Aim
Within the records below, find each line that holds the string "Regulamentului", then copy it.

[Start of Source data]

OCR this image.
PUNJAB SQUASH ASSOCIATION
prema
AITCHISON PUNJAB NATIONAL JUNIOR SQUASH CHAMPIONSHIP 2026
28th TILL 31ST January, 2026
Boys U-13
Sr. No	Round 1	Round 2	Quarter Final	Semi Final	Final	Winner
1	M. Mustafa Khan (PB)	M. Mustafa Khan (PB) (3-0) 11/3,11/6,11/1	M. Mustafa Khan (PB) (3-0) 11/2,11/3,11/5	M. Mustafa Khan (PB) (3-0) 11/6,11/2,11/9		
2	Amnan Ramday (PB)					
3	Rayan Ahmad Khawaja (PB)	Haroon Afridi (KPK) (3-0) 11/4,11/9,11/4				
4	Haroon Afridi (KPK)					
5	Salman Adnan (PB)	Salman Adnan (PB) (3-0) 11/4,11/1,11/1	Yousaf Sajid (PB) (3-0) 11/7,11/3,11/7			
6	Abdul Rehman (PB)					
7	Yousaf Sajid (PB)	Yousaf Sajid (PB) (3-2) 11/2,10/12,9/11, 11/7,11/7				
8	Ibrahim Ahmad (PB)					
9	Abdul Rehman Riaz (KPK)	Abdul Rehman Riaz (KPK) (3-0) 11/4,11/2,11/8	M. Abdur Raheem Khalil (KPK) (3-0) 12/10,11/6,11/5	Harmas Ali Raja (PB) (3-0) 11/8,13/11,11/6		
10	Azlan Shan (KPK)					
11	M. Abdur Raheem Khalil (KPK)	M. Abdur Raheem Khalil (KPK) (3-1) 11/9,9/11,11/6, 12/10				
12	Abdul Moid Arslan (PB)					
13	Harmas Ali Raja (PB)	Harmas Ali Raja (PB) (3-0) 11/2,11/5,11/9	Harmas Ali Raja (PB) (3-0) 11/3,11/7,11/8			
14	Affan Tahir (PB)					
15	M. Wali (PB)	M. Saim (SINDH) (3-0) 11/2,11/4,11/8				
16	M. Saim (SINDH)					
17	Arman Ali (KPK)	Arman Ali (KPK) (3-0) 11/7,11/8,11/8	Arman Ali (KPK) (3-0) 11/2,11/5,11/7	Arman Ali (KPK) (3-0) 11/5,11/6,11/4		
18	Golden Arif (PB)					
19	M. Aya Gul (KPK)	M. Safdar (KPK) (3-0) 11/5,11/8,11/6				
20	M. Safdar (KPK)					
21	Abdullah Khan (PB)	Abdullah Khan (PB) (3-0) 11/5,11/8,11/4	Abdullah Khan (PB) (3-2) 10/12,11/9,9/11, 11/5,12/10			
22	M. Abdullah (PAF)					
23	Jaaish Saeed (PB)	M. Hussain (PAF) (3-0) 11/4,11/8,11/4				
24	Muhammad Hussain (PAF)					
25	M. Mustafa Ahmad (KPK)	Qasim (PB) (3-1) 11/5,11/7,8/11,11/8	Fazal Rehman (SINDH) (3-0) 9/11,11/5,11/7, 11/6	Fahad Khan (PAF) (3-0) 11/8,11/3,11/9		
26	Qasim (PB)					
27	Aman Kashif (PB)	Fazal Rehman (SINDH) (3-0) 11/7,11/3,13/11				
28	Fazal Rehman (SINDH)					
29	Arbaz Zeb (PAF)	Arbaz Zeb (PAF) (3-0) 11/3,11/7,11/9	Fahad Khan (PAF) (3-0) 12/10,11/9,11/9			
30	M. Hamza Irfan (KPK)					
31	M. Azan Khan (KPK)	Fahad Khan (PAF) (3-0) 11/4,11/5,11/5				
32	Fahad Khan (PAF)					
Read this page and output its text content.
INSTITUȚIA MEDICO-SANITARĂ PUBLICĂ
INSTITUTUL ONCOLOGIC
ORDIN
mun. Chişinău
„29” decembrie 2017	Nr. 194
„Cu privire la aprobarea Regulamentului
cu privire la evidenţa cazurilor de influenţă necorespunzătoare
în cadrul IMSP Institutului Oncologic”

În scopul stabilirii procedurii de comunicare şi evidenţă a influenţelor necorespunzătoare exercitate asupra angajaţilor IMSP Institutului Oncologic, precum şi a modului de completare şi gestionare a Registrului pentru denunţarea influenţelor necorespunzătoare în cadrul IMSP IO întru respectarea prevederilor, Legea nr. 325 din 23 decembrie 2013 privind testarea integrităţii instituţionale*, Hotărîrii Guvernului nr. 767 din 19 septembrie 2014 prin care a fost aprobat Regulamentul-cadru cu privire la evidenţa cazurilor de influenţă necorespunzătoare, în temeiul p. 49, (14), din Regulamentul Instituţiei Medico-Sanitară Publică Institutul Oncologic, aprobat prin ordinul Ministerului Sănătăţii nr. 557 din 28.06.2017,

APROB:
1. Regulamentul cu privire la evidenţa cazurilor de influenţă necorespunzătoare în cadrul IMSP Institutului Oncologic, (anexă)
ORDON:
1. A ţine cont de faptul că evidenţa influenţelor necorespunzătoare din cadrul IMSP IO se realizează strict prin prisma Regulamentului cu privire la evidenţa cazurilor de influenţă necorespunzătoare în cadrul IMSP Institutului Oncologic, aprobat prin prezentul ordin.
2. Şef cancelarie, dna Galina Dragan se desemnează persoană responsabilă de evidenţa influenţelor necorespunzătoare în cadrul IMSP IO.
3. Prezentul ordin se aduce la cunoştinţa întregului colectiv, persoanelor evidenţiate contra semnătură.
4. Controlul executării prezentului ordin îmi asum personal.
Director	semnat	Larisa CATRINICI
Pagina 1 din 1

[End of Source data]

Written answer
„Cu privire la aprobarea Regulamentului
1. A ţine cont de faptul că evidenţa influenţelor necorespunzătoare din cadrul IMSP IO se realizează strict prin prisma Regulamentului cu privire la evidenţa cazurilor de influenţă necorespunzătoare în cadrul IMSP Institutului Oncologic, aprobat prin prezentul ordin.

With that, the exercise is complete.